[Data listing]

****************

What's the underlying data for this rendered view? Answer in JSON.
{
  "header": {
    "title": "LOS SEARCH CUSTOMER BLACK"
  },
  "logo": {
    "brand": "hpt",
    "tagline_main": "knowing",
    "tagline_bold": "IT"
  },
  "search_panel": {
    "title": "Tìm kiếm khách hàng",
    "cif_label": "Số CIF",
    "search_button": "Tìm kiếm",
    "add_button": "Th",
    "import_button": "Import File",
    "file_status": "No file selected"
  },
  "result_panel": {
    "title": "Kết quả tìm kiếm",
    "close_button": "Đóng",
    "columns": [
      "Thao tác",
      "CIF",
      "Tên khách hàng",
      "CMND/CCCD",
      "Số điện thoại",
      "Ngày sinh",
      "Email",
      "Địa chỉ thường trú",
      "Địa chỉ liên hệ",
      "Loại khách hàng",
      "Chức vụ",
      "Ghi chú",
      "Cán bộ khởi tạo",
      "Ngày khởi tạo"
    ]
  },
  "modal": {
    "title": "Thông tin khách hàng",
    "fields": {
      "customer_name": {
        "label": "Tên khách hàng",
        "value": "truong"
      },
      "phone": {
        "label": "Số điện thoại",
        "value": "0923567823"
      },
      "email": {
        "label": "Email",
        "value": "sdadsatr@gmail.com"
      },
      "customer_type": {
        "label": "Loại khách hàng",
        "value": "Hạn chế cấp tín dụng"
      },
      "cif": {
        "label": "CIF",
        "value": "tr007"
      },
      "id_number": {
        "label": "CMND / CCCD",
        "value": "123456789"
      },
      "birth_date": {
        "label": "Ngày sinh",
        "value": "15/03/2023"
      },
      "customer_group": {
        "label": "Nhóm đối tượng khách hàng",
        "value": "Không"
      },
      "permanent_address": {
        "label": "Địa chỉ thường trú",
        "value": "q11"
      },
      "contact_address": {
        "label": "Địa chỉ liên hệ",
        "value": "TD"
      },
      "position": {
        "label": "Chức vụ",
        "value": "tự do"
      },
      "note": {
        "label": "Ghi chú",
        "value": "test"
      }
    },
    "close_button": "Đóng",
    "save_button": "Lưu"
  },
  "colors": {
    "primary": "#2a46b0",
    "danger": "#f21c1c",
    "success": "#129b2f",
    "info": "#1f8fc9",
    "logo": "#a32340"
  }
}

****************

## Short exercise:
Each line of the material above must be retyped precisely.

## Result for this task:
What's the underlying data for this rendered view? Answer in JSON.
{
  "header": {
    "title": "LOS SEARCH CUSTOMER BLACK"
  },
  "logo": {
    "brand": "hpt",
    "tagline_main": "knowing",
    "tagline_bold": "IT"
  },
  "search_panel": {
    "title": "Tìm kiếm khách hàng",
    "cif_label": "Số CIF",
    "search_button": "Tìm kiếm",
    "add_button": "Th",
    "import_button": "Import File",
    "file_status": "No file selected"
  },
  "result_panel": {
    "title": "Kết quả tìm kiếm",
    "close_button": "Đóng",
    "columns": [
      "Thao tác",
      "CIF",
      "Tên khách hàng",
      "CMND/CCCD",
      "Số điện thoại",
      "Ngày sinh",
      "Email",
      "Địa chỉ thường trú",
      "Địa chỉ liên hệ",
      "Loại khách hàng",
      "Chức vụ",
      "Ghi chú",
      "Cán bộ khởi tạo",
      "Ngày khởi tạo"
    ]
  },
  "modal": {
    "title": "Thông tin khách hàng",
    "fields": {
      "customer_name": {
        "label": "Tên khách hàng",
        "value": "truong"
      },
      "phone": {
        "label": "Số điện thoại",
        "value": "0923567823"
      },
      "email": {
        "label": "Email",
        "value": "sdadsatr@gmail.com"
      },
      "customer_type": {
        "label": "Loại khách hàng",
        "value": "Hạn chế cấp tín dụng"
      },
      "cif": {
        "label": "CIF",
        "value": "tr007"
      },
      "id_number": {
        "label": "CMND / CCCD",
        "value": "123456789"
      },
      "birth_date": {
        "label": "Ngày sinh",
        "value": "15/03/2023"
      },
      "customer_group": {
        "label": "Nhóm đối tượng khách hàng",
        "value": "Không"
      },
      "permanent_address": {
        "label": "Địa chỉ thường trú",
        "value": "q11"
      },
      "contact_address": {
        "label": "Địa chỉ liên hệ",
        "value": "TD"
      },
      "position": {
        "label": "Chức vụ",
        "value": "tự do"
      },
      "note": {
        "label": "Ghi chú",
        "value": "test"
      }
    },
    "close_button": "Đóng",
    "save_button": "Lưu"
  },
  "colors": {
    "primary": "#2a46b0",
    "danger": "#f21c1c",
    "success": "#129b2f",
    "info": "#1f8fc9",
    "logo": "#a32340"
  }
}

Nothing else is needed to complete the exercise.